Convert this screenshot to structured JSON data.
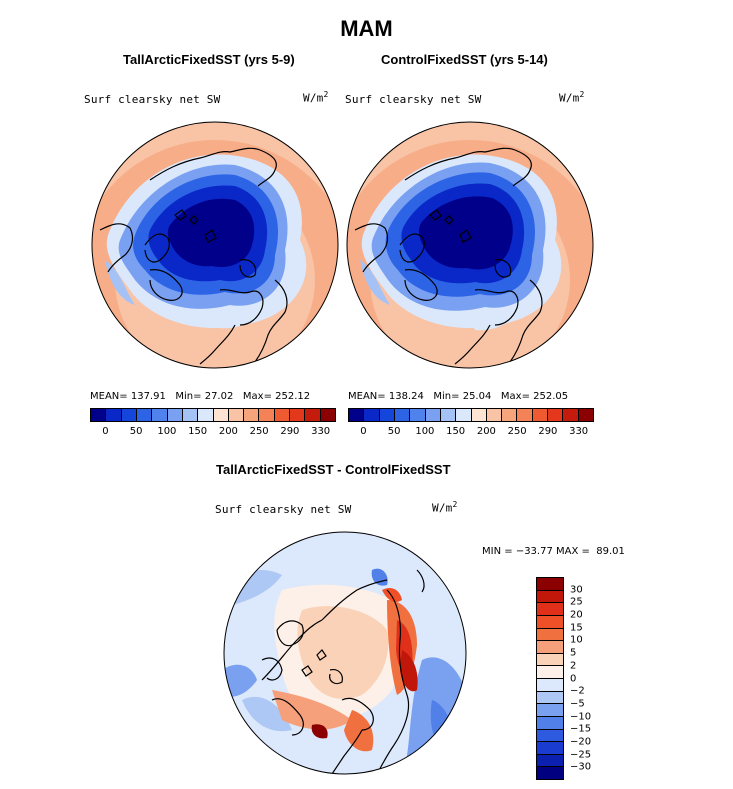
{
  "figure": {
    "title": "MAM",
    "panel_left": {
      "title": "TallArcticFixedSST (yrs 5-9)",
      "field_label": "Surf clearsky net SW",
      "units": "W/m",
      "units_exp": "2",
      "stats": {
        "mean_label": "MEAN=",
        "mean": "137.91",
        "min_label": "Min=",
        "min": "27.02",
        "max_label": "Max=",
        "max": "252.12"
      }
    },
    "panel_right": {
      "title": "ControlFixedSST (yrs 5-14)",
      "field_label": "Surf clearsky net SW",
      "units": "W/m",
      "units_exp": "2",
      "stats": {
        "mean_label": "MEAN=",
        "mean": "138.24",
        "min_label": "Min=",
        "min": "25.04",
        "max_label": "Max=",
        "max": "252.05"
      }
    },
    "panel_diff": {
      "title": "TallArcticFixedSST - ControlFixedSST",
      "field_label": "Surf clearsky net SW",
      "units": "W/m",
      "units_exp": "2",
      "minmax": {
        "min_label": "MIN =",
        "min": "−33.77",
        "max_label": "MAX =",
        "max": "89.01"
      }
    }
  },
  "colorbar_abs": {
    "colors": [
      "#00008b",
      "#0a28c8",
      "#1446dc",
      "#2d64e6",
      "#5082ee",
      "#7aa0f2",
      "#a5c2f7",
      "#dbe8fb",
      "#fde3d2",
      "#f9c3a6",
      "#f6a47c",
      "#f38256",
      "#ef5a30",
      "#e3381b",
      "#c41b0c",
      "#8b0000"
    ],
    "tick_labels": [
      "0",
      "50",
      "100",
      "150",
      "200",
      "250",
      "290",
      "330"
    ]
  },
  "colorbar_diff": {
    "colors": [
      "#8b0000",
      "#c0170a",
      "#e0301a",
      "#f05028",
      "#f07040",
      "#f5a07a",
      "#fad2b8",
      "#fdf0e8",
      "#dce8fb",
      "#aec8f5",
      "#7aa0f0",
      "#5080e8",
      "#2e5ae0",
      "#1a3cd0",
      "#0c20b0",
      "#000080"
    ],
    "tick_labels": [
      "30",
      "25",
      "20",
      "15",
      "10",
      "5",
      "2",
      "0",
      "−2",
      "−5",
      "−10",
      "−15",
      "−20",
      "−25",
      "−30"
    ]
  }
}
··········
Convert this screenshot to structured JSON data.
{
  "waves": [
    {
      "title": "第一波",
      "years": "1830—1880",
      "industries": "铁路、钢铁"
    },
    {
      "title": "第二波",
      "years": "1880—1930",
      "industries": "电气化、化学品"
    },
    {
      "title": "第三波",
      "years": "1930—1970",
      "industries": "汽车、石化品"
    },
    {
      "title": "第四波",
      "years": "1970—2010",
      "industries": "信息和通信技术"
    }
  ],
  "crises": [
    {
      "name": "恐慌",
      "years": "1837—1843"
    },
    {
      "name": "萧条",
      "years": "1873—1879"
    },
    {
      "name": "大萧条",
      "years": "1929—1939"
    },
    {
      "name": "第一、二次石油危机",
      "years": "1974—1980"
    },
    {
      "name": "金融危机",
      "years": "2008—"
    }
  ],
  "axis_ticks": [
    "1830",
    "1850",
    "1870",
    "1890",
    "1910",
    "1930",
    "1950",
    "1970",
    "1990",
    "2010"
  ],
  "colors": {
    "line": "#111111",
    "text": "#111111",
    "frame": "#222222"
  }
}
··········
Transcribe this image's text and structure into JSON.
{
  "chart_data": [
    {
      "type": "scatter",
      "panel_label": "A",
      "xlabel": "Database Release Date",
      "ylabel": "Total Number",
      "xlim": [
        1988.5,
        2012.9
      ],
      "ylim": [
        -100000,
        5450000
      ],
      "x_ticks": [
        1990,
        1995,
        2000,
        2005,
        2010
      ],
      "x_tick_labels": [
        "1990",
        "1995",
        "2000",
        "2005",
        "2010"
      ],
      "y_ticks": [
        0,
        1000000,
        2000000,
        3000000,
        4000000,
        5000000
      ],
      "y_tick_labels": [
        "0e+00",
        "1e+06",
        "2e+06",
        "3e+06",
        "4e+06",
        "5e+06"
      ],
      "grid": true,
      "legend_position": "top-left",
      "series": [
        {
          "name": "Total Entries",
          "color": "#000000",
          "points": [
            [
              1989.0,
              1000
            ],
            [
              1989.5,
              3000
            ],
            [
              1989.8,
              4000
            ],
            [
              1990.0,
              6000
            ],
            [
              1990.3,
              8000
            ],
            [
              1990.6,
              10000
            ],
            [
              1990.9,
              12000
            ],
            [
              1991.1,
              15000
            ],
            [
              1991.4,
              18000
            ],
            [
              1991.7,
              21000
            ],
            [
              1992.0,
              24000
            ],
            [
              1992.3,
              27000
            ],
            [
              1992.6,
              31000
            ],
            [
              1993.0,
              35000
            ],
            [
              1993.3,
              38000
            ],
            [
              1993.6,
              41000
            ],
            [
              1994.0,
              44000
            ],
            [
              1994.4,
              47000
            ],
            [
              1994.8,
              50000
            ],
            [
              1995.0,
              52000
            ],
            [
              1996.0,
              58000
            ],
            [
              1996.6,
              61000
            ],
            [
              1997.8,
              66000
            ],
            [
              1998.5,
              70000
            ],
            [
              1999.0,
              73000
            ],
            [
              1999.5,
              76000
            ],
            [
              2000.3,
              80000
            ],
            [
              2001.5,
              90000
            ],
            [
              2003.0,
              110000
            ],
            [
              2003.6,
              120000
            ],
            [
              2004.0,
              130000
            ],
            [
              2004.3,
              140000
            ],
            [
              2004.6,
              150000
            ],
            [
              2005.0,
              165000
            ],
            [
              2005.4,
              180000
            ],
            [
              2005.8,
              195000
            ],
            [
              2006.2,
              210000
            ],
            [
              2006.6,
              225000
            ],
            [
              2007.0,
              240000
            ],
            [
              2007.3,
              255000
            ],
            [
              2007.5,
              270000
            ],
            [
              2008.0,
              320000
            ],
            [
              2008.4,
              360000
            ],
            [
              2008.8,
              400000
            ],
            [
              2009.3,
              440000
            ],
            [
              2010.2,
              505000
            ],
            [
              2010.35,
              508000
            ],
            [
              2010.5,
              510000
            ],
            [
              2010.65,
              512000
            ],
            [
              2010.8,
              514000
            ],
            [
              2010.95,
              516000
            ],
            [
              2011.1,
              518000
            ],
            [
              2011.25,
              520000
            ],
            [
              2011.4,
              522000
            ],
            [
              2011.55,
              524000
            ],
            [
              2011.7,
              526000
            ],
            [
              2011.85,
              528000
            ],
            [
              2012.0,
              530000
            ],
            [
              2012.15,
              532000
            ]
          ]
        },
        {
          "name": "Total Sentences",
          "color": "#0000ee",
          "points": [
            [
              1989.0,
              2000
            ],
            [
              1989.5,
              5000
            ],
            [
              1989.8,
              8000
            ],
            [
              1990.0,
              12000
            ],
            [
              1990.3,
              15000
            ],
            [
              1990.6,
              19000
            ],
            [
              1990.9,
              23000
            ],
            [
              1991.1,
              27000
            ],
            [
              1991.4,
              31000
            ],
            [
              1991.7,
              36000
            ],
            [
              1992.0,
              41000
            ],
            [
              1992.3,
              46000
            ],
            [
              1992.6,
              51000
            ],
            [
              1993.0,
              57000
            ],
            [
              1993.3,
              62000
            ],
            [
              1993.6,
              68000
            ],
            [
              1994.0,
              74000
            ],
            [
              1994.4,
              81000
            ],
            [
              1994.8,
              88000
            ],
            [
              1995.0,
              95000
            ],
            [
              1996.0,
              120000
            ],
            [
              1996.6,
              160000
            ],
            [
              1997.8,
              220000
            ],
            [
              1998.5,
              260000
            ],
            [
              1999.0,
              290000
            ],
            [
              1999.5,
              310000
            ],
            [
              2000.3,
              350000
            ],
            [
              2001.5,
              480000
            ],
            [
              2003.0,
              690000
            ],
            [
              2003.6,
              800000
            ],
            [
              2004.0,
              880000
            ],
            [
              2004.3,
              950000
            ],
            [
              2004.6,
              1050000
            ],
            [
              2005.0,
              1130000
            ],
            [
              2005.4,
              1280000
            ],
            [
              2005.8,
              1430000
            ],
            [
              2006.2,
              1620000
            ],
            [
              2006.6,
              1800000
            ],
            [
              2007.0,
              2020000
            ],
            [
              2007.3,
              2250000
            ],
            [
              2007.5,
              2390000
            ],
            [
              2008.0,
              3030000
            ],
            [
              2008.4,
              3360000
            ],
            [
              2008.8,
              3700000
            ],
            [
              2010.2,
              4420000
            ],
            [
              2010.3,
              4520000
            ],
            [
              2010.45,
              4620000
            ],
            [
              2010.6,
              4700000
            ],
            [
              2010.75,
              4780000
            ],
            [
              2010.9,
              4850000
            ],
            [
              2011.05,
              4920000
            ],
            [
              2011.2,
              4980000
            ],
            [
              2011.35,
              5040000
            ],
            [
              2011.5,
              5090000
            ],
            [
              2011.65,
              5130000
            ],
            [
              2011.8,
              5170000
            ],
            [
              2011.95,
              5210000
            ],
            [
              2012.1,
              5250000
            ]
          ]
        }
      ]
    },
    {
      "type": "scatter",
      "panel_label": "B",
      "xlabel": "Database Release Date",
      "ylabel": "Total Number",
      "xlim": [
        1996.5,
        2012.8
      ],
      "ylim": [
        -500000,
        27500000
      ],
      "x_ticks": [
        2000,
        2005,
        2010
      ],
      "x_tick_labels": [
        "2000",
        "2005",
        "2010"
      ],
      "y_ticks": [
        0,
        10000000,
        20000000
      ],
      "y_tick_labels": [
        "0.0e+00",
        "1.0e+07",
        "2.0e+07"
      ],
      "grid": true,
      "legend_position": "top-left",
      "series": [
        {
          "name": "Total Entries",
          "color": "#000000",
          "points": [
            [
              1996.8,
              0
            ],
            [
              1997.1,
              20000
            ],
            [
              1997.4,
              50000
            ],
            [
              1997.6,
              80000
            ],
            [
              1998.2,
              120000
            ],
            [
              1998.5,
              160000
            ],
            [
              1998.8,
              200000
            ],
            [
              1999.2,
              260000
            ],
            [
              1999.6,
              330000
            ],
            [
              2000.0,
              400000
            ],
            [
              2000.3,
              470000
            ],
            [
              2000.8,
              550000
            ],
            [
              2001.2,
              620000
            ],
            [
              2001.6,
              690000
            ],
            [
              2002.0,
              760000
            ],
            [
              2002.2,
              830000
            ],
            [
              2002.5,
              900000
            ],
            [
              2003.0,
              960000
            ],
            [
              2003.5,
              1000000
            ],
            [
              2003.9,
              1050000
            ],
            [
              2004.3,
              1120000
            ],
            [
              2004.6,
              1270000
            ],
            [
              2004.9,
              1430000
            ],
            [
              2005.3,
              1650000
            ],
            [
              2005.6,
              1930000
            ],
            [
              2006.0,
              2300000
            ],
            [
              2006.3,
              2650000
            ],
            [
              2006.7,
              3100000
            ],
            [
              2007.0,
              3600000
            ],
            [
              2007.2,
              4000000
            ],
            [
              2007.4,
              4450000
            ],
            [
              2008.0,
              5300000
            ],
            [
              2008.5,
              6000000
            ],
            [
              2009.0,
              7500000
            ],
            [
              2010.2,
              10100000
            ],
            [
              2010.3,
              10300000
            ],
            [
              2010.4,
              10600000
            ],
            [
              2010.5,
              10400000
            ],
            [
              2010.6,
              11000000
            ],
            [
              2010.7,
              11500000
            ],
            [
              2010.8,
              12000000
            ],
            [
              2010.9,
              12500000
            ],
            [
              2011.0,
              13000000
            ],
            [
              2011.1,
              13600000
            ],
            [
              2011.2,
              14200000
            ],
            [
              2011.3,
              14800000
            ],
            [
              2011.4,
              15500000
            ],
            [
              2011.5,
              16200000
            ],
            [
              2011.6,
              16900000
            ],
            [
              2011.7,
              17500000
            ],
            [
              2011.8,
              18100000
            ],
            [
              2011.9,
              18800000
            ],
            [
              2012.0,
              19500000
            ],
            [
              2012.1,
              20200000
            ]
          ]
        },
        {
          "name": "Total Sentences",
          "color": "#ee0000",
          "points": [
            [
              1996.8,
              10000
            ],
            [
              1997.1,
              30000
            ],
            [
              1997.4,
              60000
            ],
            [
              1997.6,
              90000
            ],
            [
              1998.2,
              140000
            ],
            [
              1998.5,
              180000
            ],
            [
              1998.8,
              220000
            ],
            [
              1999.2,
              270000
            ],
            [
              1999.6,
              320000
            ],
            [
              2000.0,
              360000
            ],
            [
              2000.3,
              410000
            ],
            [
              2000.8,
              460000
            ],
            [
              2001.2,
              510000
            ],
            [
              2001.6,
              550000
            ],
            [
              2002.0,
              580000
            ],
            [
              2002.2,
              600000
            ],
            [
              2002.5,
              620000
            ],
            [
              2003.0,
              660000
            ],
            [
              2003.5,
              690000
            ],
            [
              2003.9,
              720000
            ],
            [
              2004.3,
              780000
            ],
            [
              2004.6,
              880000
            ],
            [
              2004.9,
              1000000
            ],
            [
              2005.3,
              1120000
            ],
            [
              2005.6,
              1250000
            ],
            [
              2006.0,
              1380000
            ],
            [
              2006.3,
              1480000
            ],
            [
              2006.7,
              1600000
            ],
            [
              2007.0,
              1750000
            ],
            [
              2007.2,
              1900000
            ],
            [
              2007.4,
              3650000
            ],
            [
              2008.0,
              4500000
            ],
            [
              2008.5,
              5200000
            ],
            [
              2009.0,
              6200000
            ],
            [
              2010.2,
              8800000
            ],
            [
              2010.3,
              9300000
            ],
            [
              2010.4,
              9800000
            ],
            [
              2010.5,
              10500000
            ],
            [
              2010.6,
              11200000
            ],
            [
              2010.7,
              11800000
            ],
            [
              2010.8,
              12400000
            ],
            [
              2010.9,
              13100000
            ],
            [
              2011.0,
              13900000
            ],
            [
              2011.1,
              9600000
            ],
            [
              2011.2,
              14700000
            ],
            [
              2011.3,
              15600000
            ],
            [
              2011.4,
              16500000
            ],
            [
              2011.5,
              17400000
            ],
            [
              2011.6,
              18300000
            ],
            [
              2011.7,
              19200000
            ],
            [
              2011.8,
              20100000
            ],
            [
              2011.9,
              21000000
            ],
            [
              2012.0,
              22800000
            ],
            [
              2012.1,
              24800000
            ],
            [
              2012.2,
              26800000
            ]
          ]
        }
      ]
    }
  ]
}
··········
Task: Copy in full each line that holds the word "name".

Result:
      "name": "恐慌",
      "name": "萧条",
      "name": "大萧条",
      "name": "第一、二次石油危机",
      "name": "金融危机",
          "name": "Total Entries",
          "name": "Total Sentences",
          "name": "Total Entries",
          "name": "Total Sentences",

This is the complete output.